● **Records contained in a dataset**:
--- Begin ---
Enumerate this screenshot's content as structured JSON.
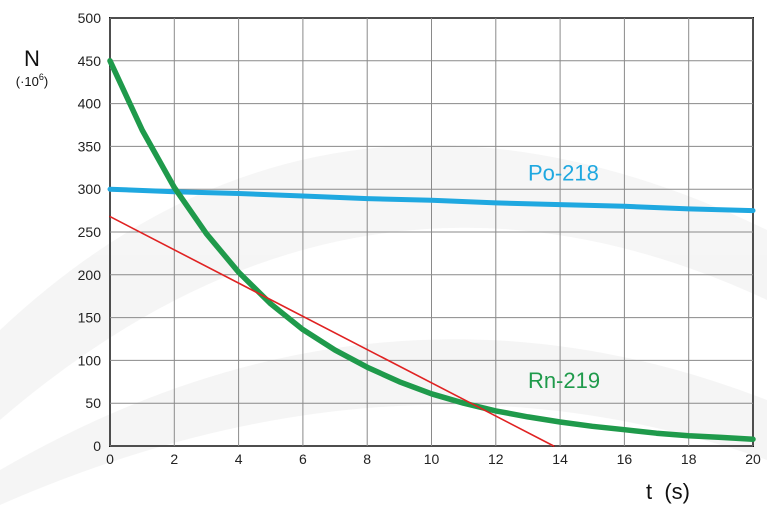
{
  "chart_data": {
    "type": "line",
    "title": "",
    "xlabel": "t  (s)",
    "ylabel": "N",
    "ylabel_unit": "(·10",
    "ylabel_unit_exp": "6",
    "ylabel_unit_close": ")",
    "xlim": [
      0,
      20
    ],
    "ylim": [
      0,
      500
    ],
    "x_ticks": [
      0,
      2,
      4,
      6,
      8,
      10,
      12,
      14,
      16,
      18,
      20
    ],
    "y_ticks": [
      0,
      50,
      100,
      150,
      200,
      250,
      300,
      350,
      400,
      450,
      500
    ],
    "grid": true,
    "series": [
      {
        "name": "Po-218",
        "color": "#1fa8e0",
        "x": [
          0,
          2,
          4,
          6,
          8,
          10,
          12,
          14,
          16,
          18,
          20
        ],
        "y": [
          300,
          297,
          295,
          292,
          289,
          287,
          284,
          282,
          280,
          277,
          275
        ]
      },
      {
        "name": "Rn-219",
        "color": "#1f9a4b",
        "x": [
          0,
          1,
          2,
          3,
          4,
          5,
          6,
          7,
          8,
          9,
          10,
          11,
          12,
          13,
          14,
          15,
          16,
          17,
          18,
          19,
          20
        ],
        "y": [
          450,
          369,
          302,
          248,
          203,
          166,
          136,
          112,
          92,
          75,
          61,
          50,
          41,
          34,
          28,
          23,
          19,
          15,
          12,
          10,
          8
        ]
      },
      {
        "name": "",
        "color": "#e02222",
        "x": [
          0,
          13.8
        ],
        "y": [
          268,
          0
        ]
      }
    ],
    "annotations": [
      {
        "text": "Po-218",
        "x": 13.0,
        "y": 310,
        "color": "#1fa8e0"
      },
      {
        "text": "Rn-219",
        "x": 13.0,
        "y": 68,
        "color": "#1f9a4b"
      }
    ]
  }
}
--- End ---
● **Description of the task**:
Go over the records above and tally the lines with the word "color" in them. Give the number alone.

● **Output of the task**:
5